* **Short problem**
Look through the data and write out every line with the word "measured" in it.

* **Record excerpts**
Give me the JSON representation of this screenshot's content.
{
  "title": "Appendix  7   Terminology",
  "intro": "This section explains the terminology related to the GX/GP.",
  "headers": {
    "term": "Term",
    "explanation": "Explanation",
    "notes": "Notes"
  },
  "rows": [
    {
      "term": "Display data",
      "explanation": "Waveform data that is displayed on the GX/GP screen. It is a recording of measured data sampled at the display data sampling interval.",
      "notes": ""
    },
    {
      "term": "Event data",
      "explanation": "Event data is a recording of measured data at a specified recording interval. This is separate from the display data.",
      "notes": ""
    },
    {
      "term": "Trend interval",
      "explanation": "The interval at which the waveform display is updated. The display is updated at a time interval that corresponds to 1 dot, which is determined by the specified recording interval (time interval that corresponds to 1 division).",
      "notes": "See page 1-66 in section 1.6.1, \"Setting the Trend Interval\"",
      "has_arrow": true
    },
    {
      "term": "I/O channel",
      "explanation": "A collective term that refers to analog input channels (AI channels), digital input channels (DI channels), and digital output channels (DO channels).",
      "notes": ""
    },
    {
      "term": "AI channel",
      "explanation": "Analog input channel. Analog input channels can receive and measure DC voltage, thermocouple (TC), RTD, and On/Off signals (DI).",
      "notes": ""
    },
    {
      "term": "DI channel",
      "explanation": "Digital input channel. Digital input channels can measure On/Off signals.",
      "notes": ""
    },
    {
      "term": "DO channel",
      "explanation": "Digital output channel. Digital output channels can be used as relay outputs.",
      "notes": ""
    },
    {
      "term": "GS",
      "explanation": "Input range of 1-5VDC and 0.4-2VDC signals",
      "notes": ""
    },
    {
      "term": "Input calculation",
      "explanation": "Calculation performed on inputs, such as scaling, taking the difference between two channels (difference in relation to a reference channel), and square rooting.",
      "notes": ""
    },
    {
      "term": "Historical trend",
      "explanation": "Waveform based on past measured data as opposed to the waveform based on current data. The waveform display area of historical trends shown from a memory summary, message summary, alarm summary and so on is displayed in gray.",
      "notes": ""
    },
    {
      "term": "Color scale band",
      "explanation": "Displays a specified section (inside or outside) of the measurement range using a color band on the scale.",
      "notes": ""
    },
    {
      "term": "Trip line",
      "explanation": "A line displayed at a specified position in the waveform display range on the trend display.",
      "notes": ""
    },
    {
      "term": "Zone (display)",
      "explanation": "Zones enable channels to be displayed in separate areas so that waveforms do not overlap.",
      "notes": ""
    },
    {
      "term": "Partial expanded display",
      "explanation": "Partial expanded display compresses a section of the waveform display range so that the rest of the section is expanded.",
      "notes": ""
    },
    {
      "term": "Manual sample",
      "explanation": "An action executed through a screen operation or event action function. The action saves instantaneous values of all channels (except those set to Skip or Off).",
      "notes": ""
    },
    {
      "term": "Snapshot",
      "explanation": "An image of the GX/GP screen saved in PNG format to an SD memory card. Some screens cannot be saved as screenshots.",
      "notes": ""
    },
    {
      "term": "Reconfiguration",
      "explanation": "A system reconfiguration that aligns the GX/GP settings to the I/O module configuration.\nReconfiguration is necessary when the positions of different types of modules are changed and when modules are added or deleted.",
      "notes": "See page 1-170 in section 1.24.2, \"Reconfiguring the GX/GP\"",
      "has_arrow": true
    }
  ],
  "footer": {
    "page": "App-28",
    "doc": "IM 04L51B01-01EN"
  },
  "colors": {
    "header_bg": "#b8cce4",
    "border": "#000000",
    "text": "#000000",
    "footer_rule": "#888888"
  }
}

* **Problem solution**
      "explanation": "Waveform data that is displayed on the GX/GP screen. It is a recording of measured data sampled at the display data sampling interval.",
      "explanation": "Event data is a recording of measured data at a specified recording interval. This is separate from the display data.",
      "explanation": "Waveform based on past measured data as opposed to the waveform based on current data. The waveform display area of historical trends shown from a memory summary, message summary, alarm summary and so on is displayed in gray.",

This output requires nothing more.